— SET EXERCISE —
Return the number of lines that include the string "name", without any other text.
*****
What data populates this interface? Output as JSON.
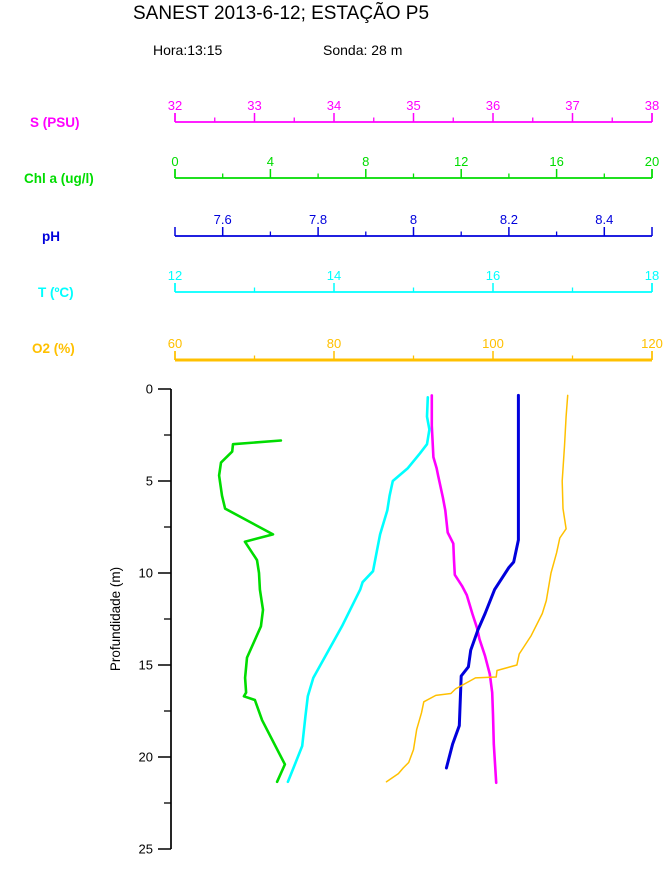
{
  "header": {
    "title": "SANEST 2013-6-12; ESTAÇÃO P5",
    "hora": "Hora:13:15",
    "sonda": "Sonda: 28 m"
  },
  "chart_data": {
    "type": "line",
    "title": "SANEST 2013-6-12; ESTAÇÃO P5",
    "annotations": [
      "Hora:13:15",
      "Sonda: 28 m"
    ],
    "description": "Vertical water-column profiles: five parameters plotted against depth, each with its own colored top axis",
    "grid": false,
    "legend": "none",
    "depth_axis": {
      "label": "Profundidade (m)",
      "min": 0,
      "max": 25,
      "major_ticks": [
        0,
        5,
        10,
        15,
        20,
        25
      ],
      "major_labels": [
        "0",
        "5",
        "10",
        "15",
        "20",
        "25"
      ],
      "minor_ticks": [
        2.5,
        7.5,
        12.5,
        17.5,
        22.5
      ],
      "color": "#000000"
    },
    "axes": [
      {
        "id": "salinity",
        "label": "S (PSU)",
        "color": "#FF00FF",
        "min": 32,
        "max": 38,
        "major_ticks": [
          32,
          33,
          34,
          35,
          36,
          37,
          38
        ],
        "major_labels": [
          "32",
          "33",
          "34",
          "35",
          "36",
          "37",
          "38"
        ],
        "minor_ticks": [
          32.5,
          33.5,
          34.5,
          35.5,
          36.5,
          37.5
        ]
      },
      {
        "id": "chlorophyll",
        "label": "Chl a (ug/l)",
        "color": "#00DC00",
        "min": 0,
        "max": 20,
        "major_ticks": [
          0,
          4,
          8,
          12,
          16,
          20
        ],
        "major_labels": [
          "0",
          "4",
          "8",
          "12",
          "16",
          "20"
        ],
        "minor_ticks": [
          2,
          6,
          10,
          14,
          18
        ]
      },
      {
        "id": "ph",
        "label": "pH",
        "color": "#0000DC",
        "min": 7.5,
        "max": 8.5,
        "major_ticks": [
          7.6,
          7.8,
          8.0,
          8.2,
          8.4
        ],
        "major_labels": [
          "7.6",
          "7.8",
          "8",
          "8.2",
          "8.4"
        ],
        "minor_ticks": [
          7.7,
          7.9,
          8.1,
          8.3
        ]
      },
      {
        "id": "temperature",
        "label": "T (ºC)",
        "color": "#00FFFF",
        "min": 12,
        "max": 18,
        "major_ticks": [
          12,
          14,
          16,
          18
        ],
        "major_labels": [
          "12",
          "14",
          "16",
          "18"
        ],
        "minor_ticks": [
          13,
          15,
          17
        ]
      },
      {
        "id": "oxygen",
        "label": "O2 (%)",
        "color": "#FFC000",
        "min": 60,
        "max": 120,
        "major_ticks": [
          60,
          80,
          100,
          120
        ],
        "major_labels": [
          "60",
          "80",
          "100",
          "120"
        ],
        "minor_ticks": [
          70,
          90,
          110
        ]
      }
    ],
    "series": [
      {
        "axis": "salinity",
        "units": "PSU",
        "points_format": "[value, depth_m]",
        "points": [
          [
            35.23,
            0.35
          ],
          [
            35.23,
            2.0
          ],
          [
            35.25,
            3.7
          ],
          [
            35.29,
            4.3
          ],
          [
            35.31,
            4.7
          ],
          [
            35.37,
            5.9
          ],
          [
            35.4,
            6.6
          ],
          [
            35.43,
            7.8
          ],
          [
            35.5,
            8.4
          ],
          [
            35.51,
            9.3
          ],
          [
            35.52,
            10.1
          ],
          [
            35.61,
            10.7
          ],
          [
            35.67,
            11.2
          ],
          [
            35.74,
            12.2
          ],
          [
            35.8,
            13.0
          ],
          [
            35.83,
            13.6
          ],
          [
            35.9,
            14.5
          ],
          [
            35.96,
            15.5
          ],
          [
            35.99,
            16.5
          ],
          [
            36.0,
            17.7
          ],
          [
            36.01,
            19.3
          ],
          [
            36.04,
            21.4
          ]
        ]
      },
      {
        "axis": "chlorophyll",
        "units": "ug/l",
        "points_format": "[value, depth_m]",
        "points": [
          [
            4.44,
            2.8
          ],
          [
            2.43,
            3.0
          ],
          [
            2.4,
            3.4
          ],
          [
            1.93,
            4.0
          ],
          [
            1.85,
            4.7
          ],
          [
            1.97,
            5.8
          ],
          [
            2.1,
            6.5
          ],
          [
            4.11,
            7.9
          ],
          [
            2.93,
            8.3
          ],
          [
            3.44,
            9.3
          ],
          [
            3.52,
            10.0
          ],
          [
            3.56,
            10.9
          ],
          [
            3.69,
            12.0
          ],
          [
            3.6,
            12.9
          ],
          [
            3.02,
            14.6
          ],
          [
            2.94,
            15.7
          ],
          [
            2.98,
            16.5
          ],
          [
            2.89,
            16.7
          ],
          [
            3.35,
            16.9
          ],
          [
            3.65,
            18.0
          ],
          [
            4.61,
            20.4
          ],
          [
            4.28,
            21.35
          ]
        ]
      },
      {
        "axis": "ph",
        "units": "",
        "points_format": "[value, depth_m]",
        "points": [
          [
            8.22,
            0.35
          ],
          [
            8.22,
            8.2
          ],
          [
            8.21,
            9.4
          ],
          [
            8.2,
            9.7
          ],
          [
            8.17,
            10.9
          ],
          [
            8.15,
            12.2
          ],
          [
            8.135,
            13.1
          ],
          [
            8.12,
            14.2
          ],
          [
            8.115,
            15.1
          ],
          [
            8.1,
            15.6
          ],
          [
            8.096,
            18.3
          ],
          [
            8.082,
            19.3
          ],
          [
            8.069,
            20.6
          ]
        ]
      },
      {
        "axis": "temperature",
        "units": "ºC",
        "points_format": "[value, depth_m]",
        "points": [
          [
            15.18,
            0.45
          ],
          [
            15.17,
            1.5
          ],
          [
            15.2,
            2.2
          ],
          [
            15.17,
            3.0
          ],
          [
            15.08,
            3.5
          ],
          [
            14.93,
            4.3
          ],
          [
            14.74,
            5.0
          ],
          [
            14.7,
            5.8
          ],
          [
            14.67,
            6.6
          ],
          [
            14.58,
            7.9
          ],
          [
            14.54,
            8.8
          ],
          [
            14.49,
            9.9
          ],
          [
            14.36,
            10.5
          ],
          [
            14.33,
            10.9
          ],
          [
            14.1,
            12.9
          ],
          [
            13.92,
            14.3
          ],
          [
            13.74,
            15.7
          ],
          [
            13.67,
            16.7
          ],
          [
            13.64,
            17.8
          ],
          [
            13.6,
            19.4
          ],
          [
            13.48,
            20.7
          ],
          [
            13.42,
            21.35
          ]
        ]
      },
      {
        "axis": "oxygen",
        "units": "%",
        "points_format": "[value, depth_m]",
        "points": [
          [
            109.4,
            0.35
          ],
          [
            109.2,
            1.5
          ],
          [
            109.0,
            3.1
          ],
          [
            108.7,
            5.0
          ],
          [
            108.8,
            6.5
          ],
          [
            109.2,
            7.6
          ],
          [
            108.4,
            8.1
          ],
          [
            108.0,
            8.9
          ],
          [
            107.3,
            10.0
          ],
          [
            106.7,
            11.5
          ],
          [
            106.2,
            12.2
          ],
          [
            104.8,
            13.4
          ],
          [
            103.3,
            14.4
          ],
          [
            103.0,
            15.0
          ],
          [
            100.5,
            15.3
          ],
          [
            100.4,
            15.65
          ],
          [
            97.8,
            15.7
          ],
          [
            95.3,
            16.3
          ],
          [
            94.7,
            16.55
          ],
          [
            92.8,
            16.65
          ],
          [
            91.3,
            17.0
          ],
          [
            91.0,
            17.6
          ],
          [
            90.4,
            18.5
          ],
          [
            90.0,
            19.6
          ],
          [
            89.4,
            20.3
          ],
          [
            88.7,
            20.6
          ],
          [
            88.1,
            20.9
          ],
          [
            86.6,
            21.35
          ]
        ]
      }
    ]
  }
}
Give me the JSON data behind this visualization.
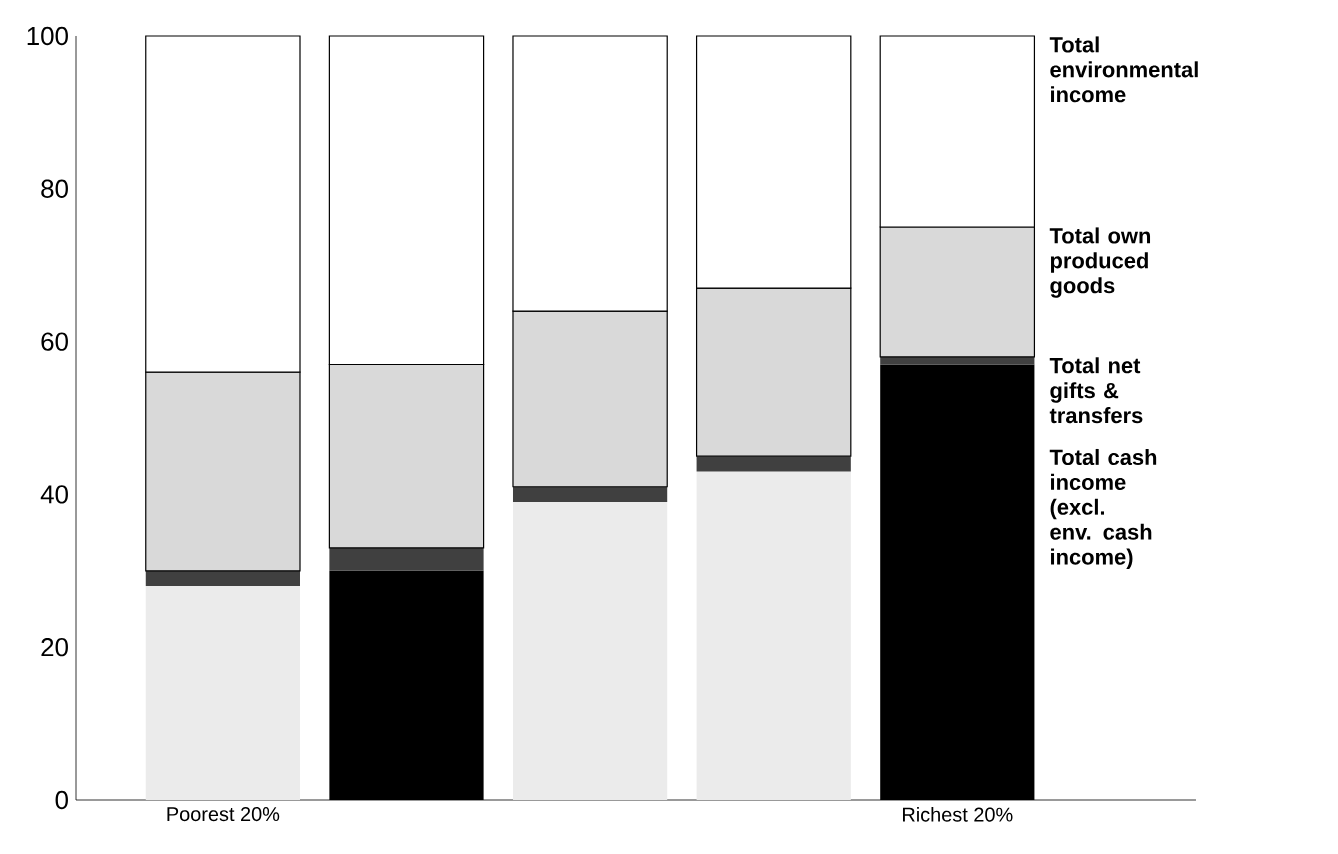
{
  "chart_data": {
    "type": "bar",
    "stacked": true,
    "categories": [
      "Poorest 20%",
      null,
      null,
      null,
      "Richest 20%"
    ],
    "series": [
      {
        "name": "Total cash income (excl. env. cash income)",
        "colors": [
          "#ebebeb",
          "#000000",
          "#ebebeb",
          "#ebebeb",
          "#000000"
        ],
        "values": [
          28,
          30,
          39,
          43,
          57
        ]
      },
      {
        "name": "Total net gifts & transfers",
        "color": "#404040",
        "values": [
          2,
          3,
          2,
          2,
          1
        ]
      },
      {
        "name": "Total own produced goods",
        "color": "#d9d9d9",
        "values": [
          26,
          24,
          23,
          22,
          17
        ]
      },
      {
        "name": "Total environmental income",
        "color": "#ffffff",
        "values": [
          44,
          43,
          36,
          33,
          25
        ]
      }
    ],
    "ylim": [
      0,
      100
    ],
    "yticks": [
      0,
      20,
      40,
      60,
      80,
      100
    ],
    "grid": false,
    "legend": "right"
  }
}
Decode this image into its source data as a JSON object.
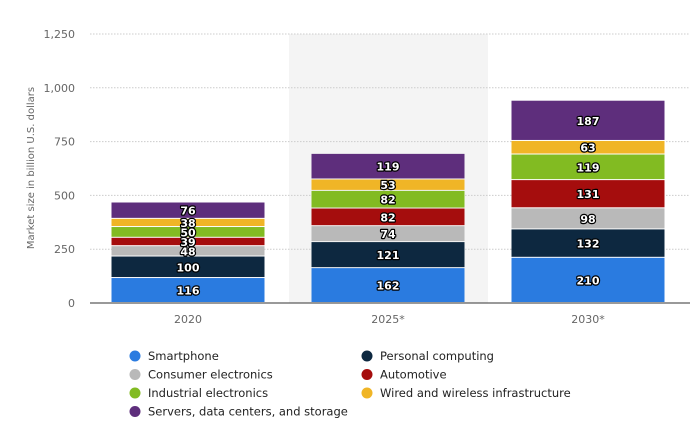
*****
— WORKED ANSWER —
4